_Problem to solve:_ Find the lines that include the string "State" and report how many there are. Give no other text.

------------------------------------

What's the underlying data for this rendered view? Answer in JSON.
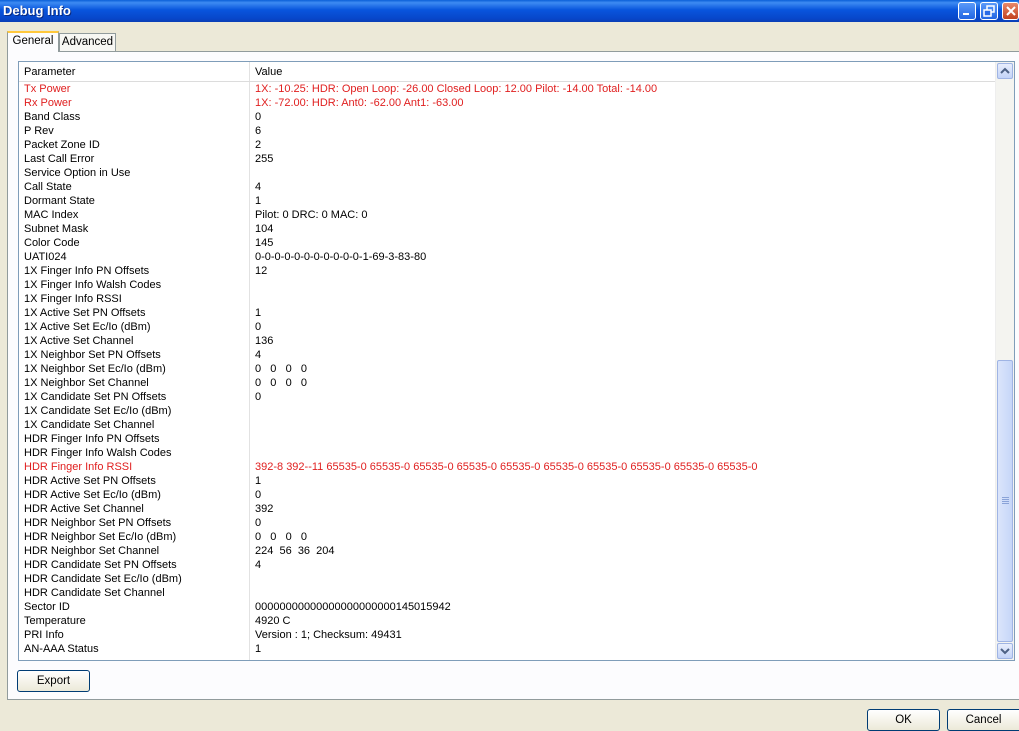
{
  "window": {
    "title": "Debug Info"
  },
  "tabs": [
    {
      "label": "General"
    },
    {
      "label": "Advanced"
    }
  ],
  "table": {
    "headers": {
      "parameter": "Parameter",
      "value": "Value"
    },
    "rows": [
      {
        "parameter": "Tx Power",
        "value": "1X: -10.25: HDR: Open Loop: -26.00 Closed Loop: 12.00 Pilot: -14.00 Total: -14.00",
        "highlight": true
      },
      {
        "parameter": "Rx Power",
        "value": "1X: -72.00: HDR: Ant0: -62.00 Ant1: -63.00",
        "highlight": true
      },
      {
        "parameter": "Band Class",
        "value": "0"
      },
      {
        "parameter": "P Rev",
        "value": "6"
      },
      {
        "parameter": "Packet Zone ID",
        "value": "2"
      },
      {
        "parameter": "Last Call Error",
        "value": "255"
      },
      {
        "parameter": "Service Option in Use",
        "value": ""
      },
      {
        "parameter": "Call State",
        "value": "4"
      },
      {
        "parameter": "Dormant State",
        "value": "1"
      },
      {
        "parameter": "MAC Index",
        "value": "Pilot: 0 DRC: 0 MAC: 0"
      },
      {
        "parameter": "Subnet Mask",
        "value": "104"
      },
      {
        "parameter": "Color Code",
        "value": "145"
      },
      {
        "parameter": "UATI024",
        "value": "0-0-0-0-0-0-0-0-0-0-0-1-69-3-83-80"
      },
      {
        "parameter": "1X Finger Info PN Offsets",
        "value": "12"
      },
      {
        "parameter": "1X Finger Info Walsh Codes",
        "value": ""
      },
      {
        "parameter": "1X Finger Info RSSI",
        "value": ""
      },
      {
        "parameter": "1X Active Set PN Offsets",
        "value": "1"
      },
      {
        "parameter": "1X Active Set Ec/Io (dBm)",
        "value": "0"
      },
      {
        "parameter": "1X Active Set Channel",
        "value": "136"
      },
      {
        "parameter": "1X Neighbor Set PN Offsets",
        "value": "4"
      },
      {
        "parameter": "1X Neighbor Set Ec/Io (dBm)",
        "value": "0   0   0   0"
      },
      {
        "parameter": "1X Neighbor Set Channel",
        "value": "0   0   0   0"
      },
      {
        "parameter": "1X Candidate Set PN Offsets",
        "value": "0"
      },
      {
        "parameter": "1X Candidate Set Ec/Io (dBm)",
        "value": ""
      },
      {
        "parameter": "1X Candidate Set Channel",
        "value": ""
      },
      {
        "parameter": "HDR Finger Info PN Offsets",
        "value": ""
      },
      {
        "parameter": "HDR Finger Info Walsh Codes",
        "value": ""
      },
      {
        "parameter": "HDR Finger Info RSSI",
        "value": "392-8 392--11 65535-0 65535-0 65535-0 65535-0 65535-0 65535-0 65535-0 65535-0 65535-0 65535-0",
        "highlight": true
      },
      {
        "parameter": "HDR Active Set PN Offsets",
        "value": "1"
      },
      {
        "parameter": "HDR Active Set Ec/Io (dBm)",
        "value": "0"
      },
      {
        "parameter": "HDR Active Set Channel",
        "value": "392"
      },
      {
        "parameter": "HDR Neighbor Set PN Offsets",
        "value": "0"
      },
      {
        "parameter": "HDR Neighbor Set Ec/Io (dBm)",
        "value": "0   0   0   0"
      },
      {
        "parameter": "HDR Neighbor Set Channel",
        "value": "224  56  36  204"
      },
      {
        "parameter": "HDR Candidate Set PN Offsets",
        "value": "4"
      },
      {
        "parameter": "HDR Candidate Set Ec/Io (dBm)",
        "value": ""
      },
      {
        "parameter": "HDR Candidate Set Channel",
        "value": ""
      },
      {
        "parameter": "Sector ID",
        "value": "00000000000000000000000145015942"
      },
      {
        "parameter": "Temperature",
        "value": "4920 C"
      },
      {
        "parameter": "PRI Info",
        "value": "Version : 1; Checksum: 49431"
      },
      {
        "parameter": "AN-AAA Status",
        "value": "1"
      }
    ]
  },
  "buttons": {
    "export": "Export",
    "ok": "OK",
    "cancel": "Cancel"
  },
  "colors": {
    "highlight_text": "#e02020",
    "titlebar": "#0855dd",
    "dialog_bg": "#ece9d8"
  },
  "icons": {
    "minimize": "minimize-icon",
    "restore": "restore-icon",
    "close": "close-icon",
    "scroll_up": "chevron-up-icon",
    "scroll_down": "chevron-down-icon"
  }
}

------------------------------------

_Expected answer:_ 2